--- AIM OF THE EXERCISE ---
Print each line exactly as it is given.
++++++++++++++++++++
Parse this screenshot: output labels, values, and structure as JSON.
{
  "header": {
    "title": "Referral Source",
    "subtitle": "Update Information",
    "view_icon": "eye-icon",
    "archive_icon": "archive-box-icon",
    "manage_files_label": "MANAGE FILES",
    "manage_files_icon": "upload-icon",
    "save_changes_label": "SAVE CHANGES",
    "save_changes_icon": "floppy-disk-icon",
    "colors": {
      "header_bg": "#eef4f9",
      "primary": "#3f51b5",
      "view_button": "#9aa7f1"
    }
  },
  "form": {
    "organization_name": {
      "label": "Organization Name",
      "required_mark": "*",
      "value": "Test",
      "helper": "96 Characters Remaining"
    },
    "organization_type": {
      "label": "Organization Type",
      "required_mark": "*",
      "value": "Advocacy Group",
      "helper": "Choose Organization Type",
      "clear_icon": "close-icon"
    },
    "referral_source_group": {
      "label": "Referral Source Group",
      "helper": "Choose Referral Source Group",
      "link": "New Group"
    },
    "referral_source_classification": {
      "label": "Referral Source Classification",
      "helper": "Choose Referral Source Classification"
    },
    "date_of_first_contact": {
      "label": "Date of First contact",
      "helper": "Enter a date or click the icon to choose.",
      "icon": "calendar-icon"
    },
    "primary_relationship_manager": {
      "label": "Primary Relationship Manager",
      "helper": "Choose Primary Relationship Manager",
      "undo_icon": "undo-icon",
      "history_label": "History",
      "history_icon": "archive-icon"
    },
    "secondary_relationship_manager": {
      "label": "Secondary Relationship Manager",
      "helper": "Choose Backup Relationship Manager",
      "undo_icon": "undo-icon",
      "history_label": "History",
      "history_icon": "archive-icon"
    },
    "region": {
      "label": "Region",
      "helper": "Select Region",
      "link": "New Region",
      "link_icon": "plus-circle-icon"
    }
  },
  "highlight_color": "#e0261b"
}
++++++++++++++++++++
--- COMPLETE RESPONSE ---
Parse this screenshot: output labels, values, and structure as JSON.
{
  "header": {
    "title": "Referral Source",
    "subtitle": "Update Information",
    "view_icon": "eye-icon",
    "archive_icon": "archive-box-icon",
    "manage_files_label": "MANAGE FILES",
    "manage_files_icon": "upload-icon",
    "save_changes_label": "SAVE CHANGES",
    "save_changes_icon": "floppy-disk-icon",
    "colors": {
      "header_bg": "#eef4f9",
      "primary": "#3f51b5",
      "view_button": "#9aa7f1"
    }
  },
  "form": {
    "organization_name": {
      "label": "Organization Name",
      "required_mark": "*",
      "value": "Test",
      "helper": "96 Characters Remaining"
    },
    "organization_type": {
      "label": "Organization Type",
      "required_mark": "*",
      "value": "Advocacy Group",
      "helper": "Choose Organization Type",
      "clear_icon": "close-icon"
    },
    "referral_source_group": {
      "label": "Referral Source Group",
      "helper": "Choose Referral Source Group",
      "link": "New Group"
    },
    "referral_source_classification": {
      "label": "Referral Source Classification",
      "helper": "Choose Referral Source Classification"
    },
    "date_of_first_contact": {
      "label": "Date of First contact",
      "helper": "Enter a date or click the icon to choose.",
      "icon": "calendar-icon"
    },
    "primary_relationship_manager": {
      "label": "Primary Relationship Manager",
      "helper": "Choose Primary Relationship Manager",
      "undo_icon": "undo-icon",
      "history_label": "History",
      "history_icon": "archive-icon"
    },
    "secondary_relationship_manager": {
      "label": "Secondary Relationship Manager",
      "helper": "Choose Backup Relationship Manager",
      "undo_icon": "undo-icon",
      "history_label": "History",
      "history_icon": "archive-icon"
    },
    "region": {
      "label": "Region",
      "helper": "Select Region",
      "link": "New Region",
      "link_icon": "plus-circle-icon"
    }
  },
  "highlight_color": "#e0261b"
}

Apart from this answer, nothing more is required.